REQUEST >> Check every line below for the string "global", and copy the lines that contain it.

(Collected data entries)
..............................

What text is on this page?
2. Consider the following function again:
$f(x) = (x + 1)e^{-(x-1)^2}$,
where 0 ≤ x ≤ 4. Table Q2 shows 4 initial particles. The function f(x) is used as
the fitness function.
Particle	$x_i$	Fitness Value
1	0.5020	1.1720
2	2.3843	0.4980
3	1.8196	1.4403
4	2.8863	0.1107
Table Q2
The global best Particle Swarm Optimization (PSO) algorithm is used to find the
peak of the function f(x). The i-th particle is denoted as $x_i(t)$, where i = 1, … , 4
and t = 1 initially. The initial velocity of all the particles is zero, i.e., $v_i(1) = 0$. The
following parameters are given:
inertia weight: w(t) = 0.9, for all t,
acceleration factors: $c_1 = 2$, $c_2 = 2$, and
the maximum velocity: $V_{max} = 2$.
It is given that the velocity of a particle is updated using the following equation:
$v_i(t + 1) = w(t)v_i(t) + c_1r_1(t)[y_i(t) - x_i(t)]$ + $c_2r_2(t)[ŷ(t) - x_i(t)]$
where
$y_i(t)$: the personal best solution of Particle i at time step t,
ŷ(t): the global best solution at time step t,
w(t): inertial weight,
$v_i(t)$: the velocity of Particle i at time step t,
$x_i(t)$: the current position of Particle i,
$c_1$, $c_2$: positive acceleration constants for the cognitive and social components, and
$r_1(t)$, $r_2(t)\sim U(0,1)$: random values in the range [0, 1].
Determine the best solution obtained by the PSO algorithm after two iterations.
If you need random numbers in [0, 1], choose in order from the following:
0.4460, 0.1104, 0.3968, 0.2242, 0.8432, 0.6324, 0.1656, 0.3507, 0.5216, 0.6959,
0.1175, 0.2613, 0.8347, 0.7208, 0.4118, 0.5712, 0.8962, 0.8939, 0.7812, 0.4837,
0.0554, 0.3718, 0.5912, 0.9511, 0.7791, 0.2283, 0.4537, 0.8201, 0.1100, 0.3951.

..............................

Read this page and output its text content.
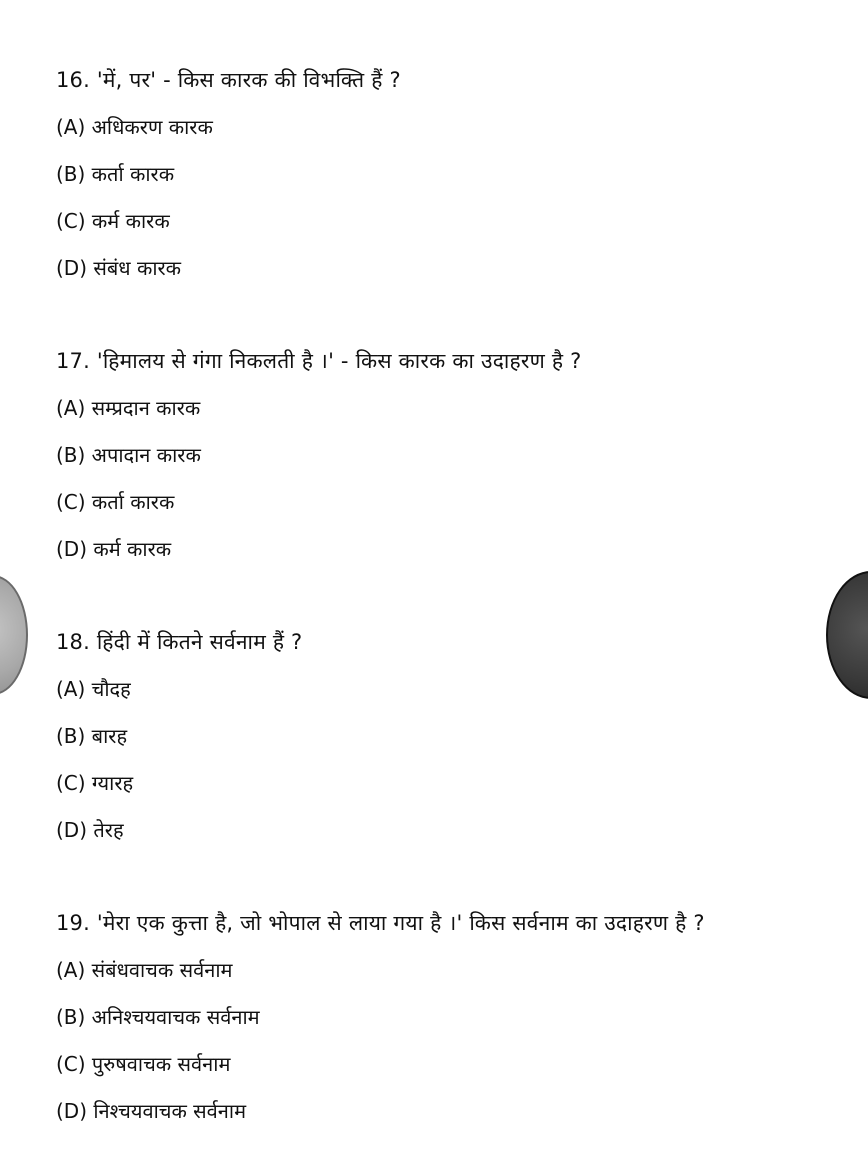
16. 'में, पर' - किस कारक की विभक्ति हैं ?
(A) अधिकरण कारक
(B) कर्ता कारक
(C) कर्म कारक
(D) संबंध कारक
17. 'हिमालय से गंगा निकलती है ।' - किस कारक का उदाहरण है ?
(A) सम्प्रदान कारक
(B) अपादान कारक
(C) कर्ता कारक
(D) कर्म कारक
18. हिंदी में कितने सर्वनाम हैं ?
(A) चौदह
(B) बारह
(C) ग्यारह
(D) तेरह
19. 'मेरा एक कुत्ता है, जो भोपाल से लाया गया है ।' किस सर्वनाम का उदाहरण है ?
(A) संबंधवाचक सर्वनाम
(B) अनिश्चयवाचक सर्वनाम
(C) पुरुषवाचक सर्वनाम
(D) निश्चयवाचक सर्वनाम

..............................

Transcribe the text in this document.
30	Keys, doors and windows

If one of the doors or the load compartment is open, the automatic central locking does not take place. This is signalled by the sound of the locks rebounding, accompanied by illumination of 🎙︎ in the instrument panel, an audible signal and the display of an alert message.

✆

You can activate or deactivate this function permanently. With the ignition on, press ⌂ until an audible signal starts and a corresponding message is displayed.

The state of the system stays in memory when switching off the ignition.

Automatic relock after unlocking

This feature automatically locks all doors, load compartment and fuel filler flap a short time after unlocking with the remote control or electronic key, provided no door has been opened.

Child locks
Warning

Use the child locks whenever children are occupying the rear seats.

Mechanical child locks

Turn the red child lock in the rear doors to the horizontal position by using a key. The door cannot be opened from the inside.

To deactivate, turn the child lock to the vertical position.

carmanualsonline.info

..............................

WORKED SOLUTION >>
The global best Particle Swarm Optimization (PSO) algorithm is used to find the
ŷ(t): the global best solution at time step t,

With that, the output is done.